- **Requirement**:
Copy the item below line for line, without changing anything.

——

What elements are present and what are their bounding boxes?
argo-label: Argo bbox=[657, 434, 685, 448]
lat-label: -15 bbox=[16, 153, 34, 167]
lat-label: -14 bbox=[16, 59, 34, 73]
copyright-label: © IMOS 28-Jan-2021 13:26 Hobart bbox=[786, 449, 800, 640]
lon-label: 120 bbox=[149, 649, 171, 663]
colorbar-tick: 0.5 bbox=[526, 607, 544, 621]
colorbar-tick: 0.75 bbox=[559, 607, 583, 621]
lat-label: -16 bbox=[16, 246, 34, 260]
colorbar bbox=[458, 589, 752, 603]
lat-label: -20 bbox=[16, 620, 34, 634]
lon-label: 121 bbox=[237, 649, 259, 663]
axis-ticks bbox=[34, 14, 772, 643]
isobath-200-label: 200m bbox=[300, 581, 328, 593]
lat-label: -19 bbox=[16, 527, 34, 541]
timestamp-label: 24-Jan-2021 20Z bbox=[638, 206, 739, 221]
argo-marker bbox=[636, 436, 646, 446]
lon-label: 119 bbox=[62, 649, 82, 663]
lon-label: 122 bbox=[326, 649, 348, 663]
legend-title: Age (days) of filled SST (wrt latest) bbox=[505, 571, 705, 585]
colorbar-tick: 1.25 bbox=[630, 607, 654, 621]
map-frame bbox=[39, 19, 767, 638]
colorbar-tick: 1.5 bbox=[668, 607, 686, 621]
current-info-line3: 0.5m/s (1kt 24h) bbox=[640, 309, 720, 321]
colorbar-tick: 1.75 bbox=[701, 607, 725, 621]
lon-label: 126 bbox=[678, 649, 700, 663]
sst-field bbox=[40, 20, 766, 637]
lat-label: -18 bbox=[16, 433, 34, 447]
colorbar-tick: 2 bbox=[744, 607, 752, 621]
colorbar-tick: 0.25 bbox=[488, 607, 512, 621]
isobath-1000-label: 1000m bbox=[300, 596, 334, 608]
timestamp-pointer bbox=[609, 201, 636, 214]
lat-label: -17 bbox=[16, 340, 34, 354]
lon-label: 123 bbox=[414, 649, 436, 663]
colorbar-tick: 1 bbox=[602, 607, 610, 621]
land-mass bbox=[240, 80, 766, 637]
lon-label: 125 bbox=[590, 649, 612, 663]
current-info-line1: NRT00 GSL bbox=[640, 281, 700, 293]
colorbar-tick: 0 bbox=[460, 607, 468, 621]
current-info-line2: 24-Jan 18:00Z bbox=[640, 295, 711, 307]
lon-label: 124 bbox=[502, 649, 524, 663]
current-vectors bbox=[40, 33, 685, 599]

——

- **Written solution**:
What elements are present and what are their bounding boxes?
argo-label: Argo bbox=[657, 434, 685, 448]
lat-label: -15 bbox=[16, 153, 34, 167]
lat-label: -14 bbox=[16, 59, 34, 73]
copyright-label: © IMOS 28-Jan-2021 13:26 Hobart bbox=[786, 449, 800, 640]
lon-label: 120 bbox=[149, 649, 171, 663]
colorbar-tick: 0.5 bbox=[526, 607, 544, 621]
colorbar-tick: 0.75 bbox=[559, 607, 583, 621]
lat-label: -16 bbox=[16, 246, 34, 260]
colorbar bbox=[458, 589, 752, 603]
lat-label: -20 bbox=[16, 620, 34, 634]
lon-label: 121 bbox=[237, 649, 259, 663]
axis-ticks bbox=[34, 14, 772, 643]
isobath-200-label: 200m bbox=[300, 581, 328, 593]
lat-label: -19 bbox=[16, 527, 34, 541]
timestamp-label: 24-Jan-2021 20Z bbox=[638, 206, 739, 221]
argo-marker bbox=[636, 436, 646, 446]
lon-label: 119 bbox=[62, 649, 82, 663]
lon-label: 122 bbox=[326, 649, 348, 663]
legend-title: Age (days) of filled SST (wrt latest) bbox=[505, 571, 705, 585]
colorbar-tick: 1.25 bbox=[630, 607, 654, 621]
map-frame bbox=[39, 19, 767, 638]
colorbar-tick: 1.5 bbox=[668, 607, 686, 621]
current-info-line3: 0.5m/s (1kt 24h) bbox=[640, 309, 720, 321]
colorbar-tick: 1.75 bbox=[701, 607, 725, 621]
lon-label: 126 bbox=[678, 649, 700, 663]
sst-field bbox=[40, 20, 766, 637]
lat-label: -18 bbox=[16, 433, 34, 447]
colorbar-tick: 2 bbox=[744, 607, 752, 621]
colorbar-tick: 0.25 bbox=[488, 607, 512, 621]
isobath-1000-label: 1000m bbox=[300, 596, 334, 608]
timestamp-pointer bbox=[609, 201, 636, 214]
lat-label: -17 bbox=[16, 340, 34, 354]
lon-label: 123 bbox=[414, 649, 436, 663]
colorbar-tick: 1 bbox=[602, 607, 610, 621]
land-mass bbox=[240, 80, 766, 637]
lon-label: 125 bbox=[590, 649, 612, 663]
current-info-line1: NRT00 GSL bbox=[640, 281, 700, 293]
colorbar-tick: 0 bbox=[460, 607, 468, 621]
current-info-line2: 24-Jan 18:00Z bbox=[640, 295, 711, 307]
lon-label: 124 bbox=[502, 649, 524, 663]
current-vectors bbox=[40, 33, 685, 599]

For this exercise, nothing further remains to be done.